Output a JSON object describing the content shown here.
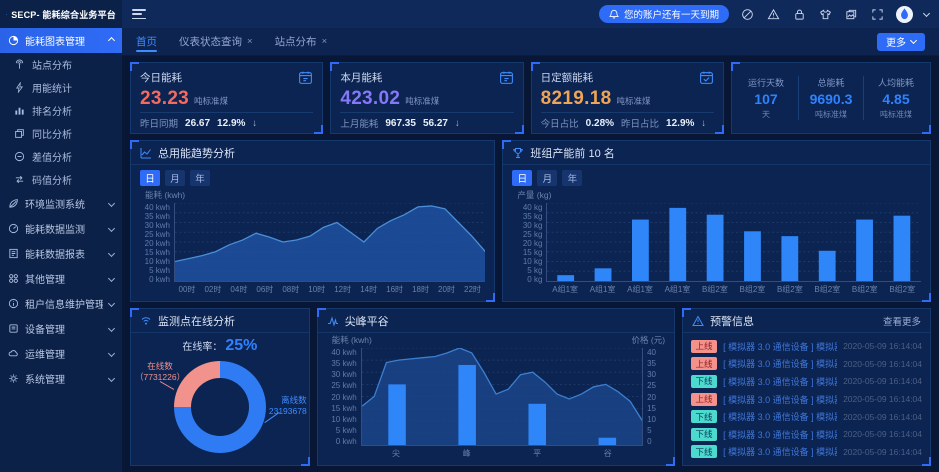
{
  "app": {
    "logo": "SECP- 能耗综合业务平台"
  },
  "header": {
    "notice": "您的账户还有一天到期",
    "more": "更多"
  },
  "tabs": [
    {
      "label": "首页"
    },
    {
      "label": "仪表状态查询",
      "close": "×"
    },
    {
      "label": "站点分布",
      "close": "×"
    }
  ],
  "sidebar": {
    "group_main": "能耗图表管理",
    "sub": [
      "站点分布",
      "用能统计",
      "排名分析",
      "同比分析",
      "差值分析",
      "码值分析"
    ],
    "groups": [
      "环境监测系统",
      "能耗数据监测",
      "能耗数据报表",
      "其他管理",
      "租户信息维护管理",
      "设备管理",
      "运维管理",
      "系统管理"
    ]
  },
  "cards": [
    {
      "title": "今日能耗",
      "value": "23.23",
      "unit": "吨标准煤",
      "color": "#f5695e",
      "foot": [
        {
          "l": "昨日同期",
          "v": "26.67"
        },
        {
          "l": "",
          "v": "12.9%"
        }
      ],
      "arrow": "↓"
    },
    {
      "title": "本月能耗",
      "value": "423.02",
      "unit": "吨标准煤",
      "color": "#8677f8",
      "foot": [
        {
          "l": "上月能耗",
          "v": "967.35"
        },
        {
          "l": "",
          "v": "56.27"
        }
      ],
      "arrow": "↓"
    },
    {
      "title": "日定额能耗",
      "value": "8219.18",
      "unit": "吨标准煤",
      "color": "#f0a455",
      "foot": [
        {
          "l": "今日占比",
          "v": "0.28%"
        },
        {
          "l": "昨日占比",
          "v": "12.9%"
        }
      ],
      "arrow": "↓"
    }
  ],
  "summary": [
    {
      "label": "运行天数",
      "value": "107",
      "unit": "天"
    },
    {
      "label": "总能耗",
      "value": "9690.3",
      "unit": "吨标准煤"
    },
    {
      "label": "人均能耗",
      "value": "4.85",
      "unit": "吨标准煤"
    }
  ],
  "alerts": {
    "title": "预警信息",
    "more": "查看更多",
    "items": [
      {
        "status": "上线",
        "type": "up",
        "text": "[ 模拟器 3.0 通信设备 ] 模拟器 3.0...",
        "time": "2020-05-09 16:14:04"
      },
      {
        "status": "上线",
        "type": "up",
        "text": "[ 模拟器 3.0 通信设备 ] 模拟器 3.0...",
        "time": "2020-05-09 16:14:04"
      },
      {
        "status": "下线",
        "type": "down",
        "text": "[ 模拟器 3.0 通信设备 ] 模拟器 3.0...",
        "time": "2020-05-09 16:14:04"
      },
      {
        "status": "上线",
        "type": "up",
        "text": "[ 模拟器 3.0 通信设备 ] 模拟器 3.0...",
        "time": "2020-05-09 16:14:04"
      },
      {
        "status": "下线",
        "type": "down",
        "text": "[ 模拟器 3.0 通信设备 ] 模拟器 3.0...",
        "time": "2020-05-09 16:14:04"
      },
      {
        "status": "下线",
        "type": "down",
        "text": "[ 模拟器 3.0 通信设备 ] 模拟器 3.0...",
        "time": "2020-05-09 16:14:04"
      },
      {
        "status": "下线",
        "type": "down",
        "text": "[ 模拟器 3.0 通信设备 ] 模拟器 3.0...",
        "time": "2020-05-09 16:14:04"
      }
    ]
  },
  "chart_data": [
    {
      "id": "trend",
      "type": "area",
      "title": "总用能趋势分析",
      "tabs": [
        "日",
        "月",
        "年"
      ],
      "active_tab": "日",
      "ylabel": "能耗 (kwh)",
      "ylim": [
        0,
        40
      ],
      "yticks": [
        "40 kwh",
        "35 kwh",
        "30 kwh",
        "25 kwh",
        "20 kwh",
        "15 kwh",
        "10 kwh",
        "5 kwh",
        "0 kwh"
      ],
      "x": [
        "00时",
        "02时",
        "04时",
        "06时",
        "08时",
        "10时",
        "12时",
        "14时",
        "16时",
        "18时",
        "20时",
        "22时"
      ],
      "values": [
        10,
        11.5,
        13,
        15,
        18.5,
        21,
        24.5,
        22.5,
        20,
        21,
        23,
        27.5,
        30,
        25,
        20,
        27,
        31,
        34,
        38,
        38.5,
        37,
        30,
        23,
        15
      ],
      "line_color": "#4a8fd8",
      "fill_color": "rgba(32,80,160,0.85)"
    },
    {
      "id": "capacity",
      "type": "bar",
      "title": "班组产能前 10 名",
      "tabs": [
        "日",
        "月",
        "年"
      ],
      "active_tab": "日",
      "ylabel": "产量 (kg)",
      "ylim": [
        0,
        40
      ],
      "yticks": [
        "40 kg",
        "35 kg",
        "30 kg",
        "25 kg",
        "20 kg",
        "15 kg",
        "10 kg",
        "5 kg",
        "0 kg"
      ],
      "categories": [
        "A组1室",
        "A组1室",
        "A组1室",
        "A组1室",
        "B组2室",
        "B组2室",
        "B组2室",
        "B组2室",
        "B组2室",
        "B组2室"
      ],
      "values": [
        3,
        6.5,
        31.5,
        37.5,
        34,
        25.5,
        23,
        15.5,
        31.5,
        33.5
      ],
      "bar_color": "#2e86f8"
    },
    {
      "id": "online",
      "type": "pie",
      "title": "监测点在线分析",
      "rate_label": "在线率：",
      "rate_value": "25%",
      "slices": [
        {
          "name": "在线数",
          "display": "（7731226）",
          "value": 7731226,
          "percent": 25,
          "color": "#f2928d"
        },
        {
          "name": "离线数",
          "display": "23193678",
          "value": 23193678,
          "percent": 75,
          "color": "#2e7bf3"
        }
      ]
    },
    {
      "id": "peak",
      "type": "bar+area",
      "title": "尖峰平谷",
      "ylabel_left": "能耗 (kwh)",
      "ylabel_right": "价格 (元)",
      "ylim": [
        0,
        40
      ],
      "yticks_left": [
        "40 kwh",
        "35 kwh",
        "30 kwh",
        "25 kwh",
        "20 kwh",
        "15 kwh",
        "10 kwh",
        "5 kwh",
        "0 kwh"
      ],
      "yticks_right": [
        "40",
        "35",
        "30",
        "25",
        "20",
        "15",
        "10",
        "5",
        "0"
      ],
      "categories": [
        "尖",
        "峰",
        "平",
        "谷"
      ],
      "bar_values": [
        25,
        33,
        17,
        3
      ],
      "area_values": [
        16,
        20,
        34,
        35,
        35.5,
        36,
        36.5,
        38,
        40,
        38,
        30,
        21,
        23,
        29,
        30,
        26,
        21,
        19,
        21,
        24,
        25,
        22,
        18,
        10
      ],
      "bar_color": "#2e86f8",
      "line_color": "#3c7fd0",
      "fill_color": "rgba(28,70,140,0.8)"
    }
  ]
}
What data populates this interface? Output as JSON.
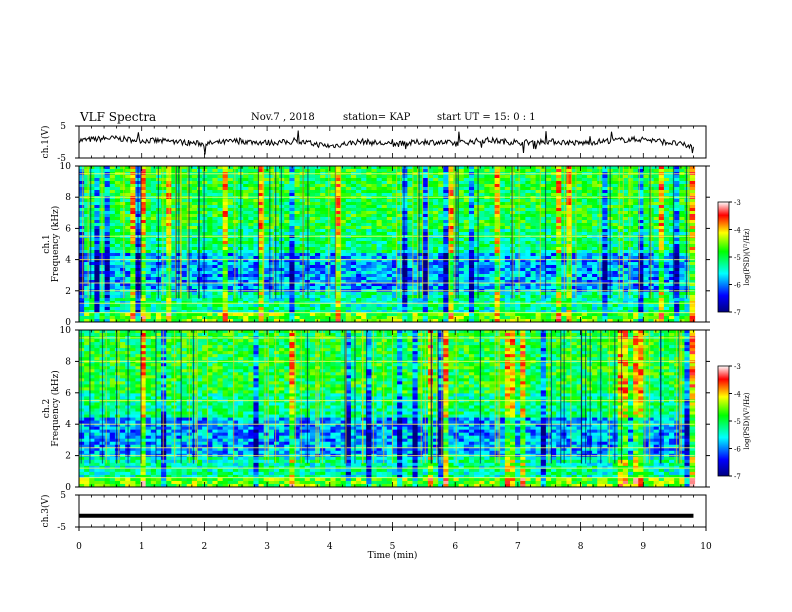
{
  "header": {
    "title": "VLF Spectra",
    "date": "Nov.7 , 2018",
    "station": "station= KAP",
    "start": "start UT = 15: 0 : 1"
  },
  "colors": {
    "low": "#00008b",
    "mid": "#00ffff",
    "green": "#22dd22",
    "yellow": "#ffff00",
    "high": "#cc0000"
  },
  "chart_data": [
    {
      "type": "line",
      "ylabel": "ch.1(V)",
      "ylim": [
        -5,
        5
      ],
      "yticks": [
        5,
        -5
      ],
      "x": [
        0,
        0.5,
        1,
        1.5,
        2,
        2.5,
        3,
        3.5,
        4,
        4.5,
        5,
        5.5,
        6,
        6.5,
        7,
        7.5,
        8,
        8.5,
        9,
        9.5,
        9.8
      ],
      "values": [
        0.5,
        1.2,
        0.5,
        0.2,
        -0.6,
        0.3,
        -0.2,
        0.1,
        -1.3,
        0.2,
        -0.8,
        0.1,
        -0.4,
        0.6,
        -0.2,
        0.2,
        -0.4,
        0.5,
        0.9,
        -0.4,
        -1.6
      ]
    },
    {
      "type": "heatmap",
      "panel_label": "ch.1",
      "ylabel": "Frequency (kHz)",
      "ylim": [
        0,
        10
      ],
      "yticks": [
        0,
        2,
        4,
        6,
        8,
        10
      ],
      "colorbar": {
        "label": "log(PSD)(V²/Hz)",
        "range": [
          -7,
          -3
        ],
        "ticks": [
          -3,
          -4,
          -5,
          -6,
          -7
        ]
      }
    },
    {
      "type": "heatmap",
      "panel_label": "ch.2",
      "ylabel": "Frequency (kHz)",
      "ylim": [
        0,
        10
      ],
      "yticks": [
        0,
        2,
        4,
        6,
        8,
        10
      ],
      "colorbar": {
        "label": "log(PSD)(V²/Hz)",
        "range": [
          -7,
          -3
        ],
        "ticks": [
          -3,
          -4,
          -5,
          -6,
          -7
        ]
      }
    },
    {
      "type": "line",
      "ylabel": "ch.3(V)",
      "ylim": [
        -5,
        5
      ],
      "yticks": [
        5,
        -5
      ],
      "x": [
        0,
        9.8
      ],
      "values": [
        -1.5,
        -1.5
      ]
    }
  ],
  "xaxis": {
    "label": "Time (min)",
    "range": [
      0,
      10
    ],
    "ticks": [
      0,
      1,
      2,
      3,
      4,
      5,
      6,
      7,
      8,
      9,
      10
    ]
  }
}
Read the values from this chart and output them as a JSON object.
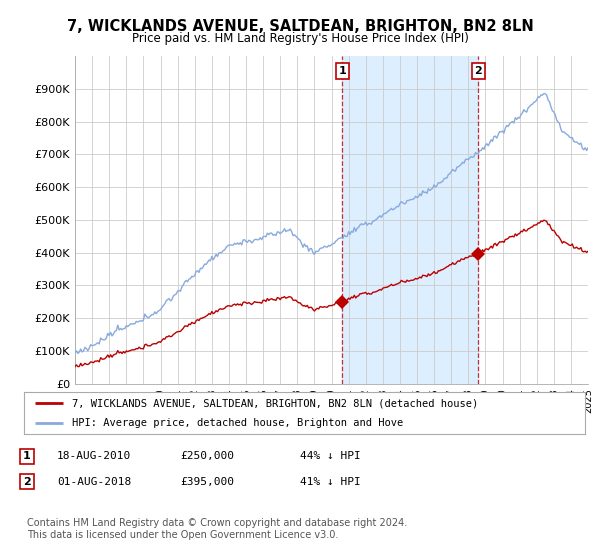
{
  "title": "7, WICKLANDS AVENUE, SALTDEAN, BRIGHTON, BN2 8LN",
  "subtitle": "Price paid vs. HM Land Registry's House Price Index (HPI)",
  "ylim": [
    0,
    1000000
  ],
  "yticks": [
    0,
    100000,
    200000,
    300000,
    400000,
    500000,
    600000,
    700000,
    800000,
    900000
  ],
  "ytick_labels": [
    "£0",
    "£100K",
    "£200K",
    "£300K",
    "£400K",
    "£500K",
    "£600K",
    "£700K",
    "£800K",
    "£900K"
  ],
  "background_color": "#ffffff",
  "plot_bg_color": "#ffffff",
  "grid_color": "#cccccc",
  "hpi_color": "#88aadd",
  "hpi_shade_color": "#ddeeff",
  "price_color": "#bb0000",
  "sale1_date": 2010.625,
  "sale1_price": 250000,
  "sale2_date": 2018.583,
  "sale2_price": 395000,
  "legend_house": "7, WICKLANDS AVENUE, SALTDEAN, BRIGHTON, BN2 8LN (detached house)",
  "legend_hpi": "HPI: Average price, detached house, Brighton and Hove",
  "footnote": "Contains HM Land Registry data © Crown copyright and database right 2024.\nThis data is licensed under the Open Government Licence v3.0.",
  "xmin": 1995,
  "xmax": 2025
}
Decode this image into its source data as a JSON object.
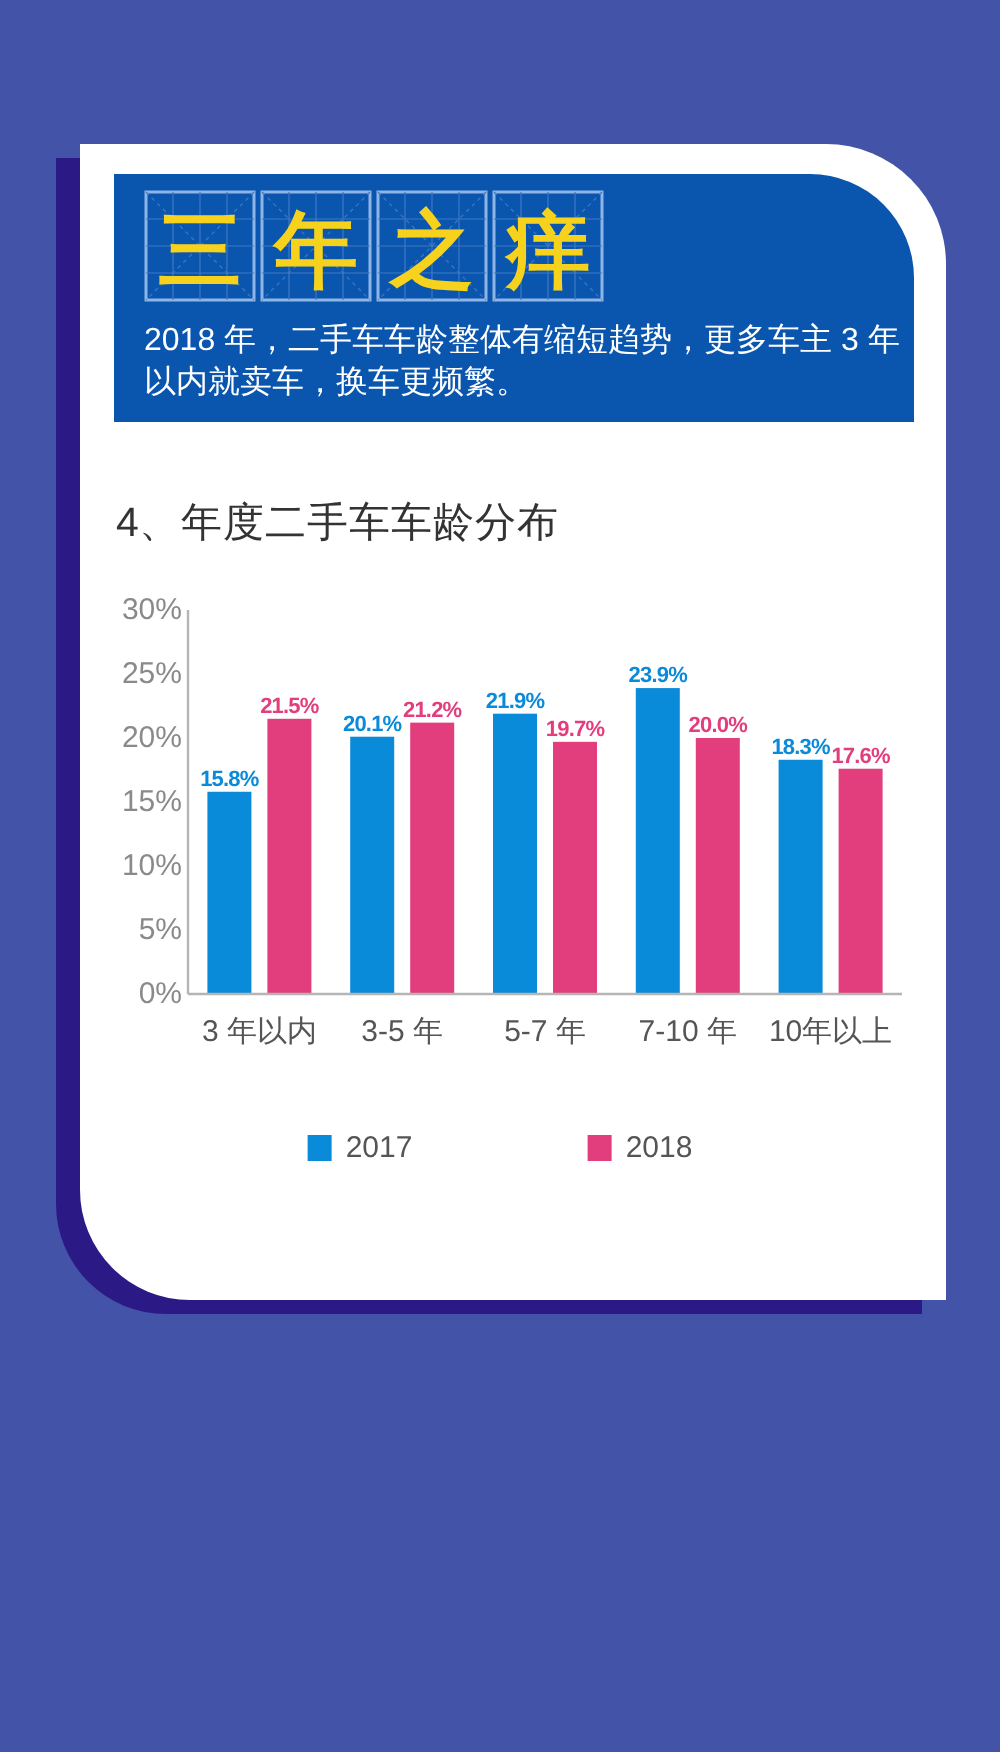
{
  "chart_data": {
    "type": "bar",
    "title": "三年之痒",
    "subtitle": "2018 年，二手车车龄整体有缩短趋势，更多车主 3 年以内就卖车，换车更频繁。",
    "annotations": [
      "4、年度二手车车龄分布"
    ],
    "categories": [
      "3 年以内",
      "3-5 年",
      "5-7 年",
      "7-10 年",
      "10年以上"
    ],
    "series": [
      {
        "name": "2017",
        "color": "#0a8bd9",
        "values": [
          15.8,
          20.1,
          21.9,
          23.9,
          18.3
        ],
        "value_labels": [
          "15.8%",
          "20.1%",
          "21.9%",
          "23.9%",
          "18.3%"
        ]
      },
      {
        "name": "2018",
        "color": "#e23e7e",
        "values": [
          21.5,
          21.2,
          19.7,
          20.0,
          17.6
        ],
        "value_labels": [
          "21.5%",
          "21.2%",
          "19.7%",
          "20.0%",
          "17.6%"
        ]
      }
    ],
    "ylim": [
      0,
      30
    ],
    "yticks": [
      {
        "value": 0,
        "label": "0%"
      },
      {
        "value": 5,
        "label": "5%"
      },
      {
        "value": 10,
        "label": "10%"
      },
      {
        "value": 15,
        "label": "15%"
      },
      {
        "value": 20,
        "label": "20%"
      },
      {
        "value": 25,
        "label": "25%"
      },
      {
        "value": 30,
        "label": "30%"
      }
    ],
    "grid": false,
    "legend": "bottom"
  }
}
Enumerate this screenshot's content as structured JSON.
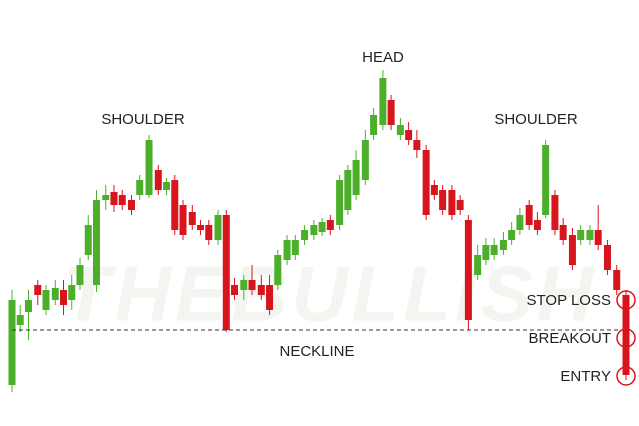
{
  "diagram": {
    "watermark": "THEBULLISH",
    "labels": {
      "left_shoulder": "SHOULDER",
      "head": "HEAD",
      "right_shoulder": "SHOULDER",
      "neckline": "NECKLINE",
      "stop_loss": "STOP LOSS",
      "breakout": "BREAKOUT",
      "entry": "ENTRY"
    }
  }
}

---

-- Direction --
Check every line of the data above for the string "Registry", and copy those that have it.

-- Solution --
  "subtitle": "Price paid vs. HM Land Registry's House Price Index (HPI)",
  "footnote": "Contains HM Land Registry data © Crown copyright and database right 2024.\nThis data is licensed under the Open Government Licence v3.0.",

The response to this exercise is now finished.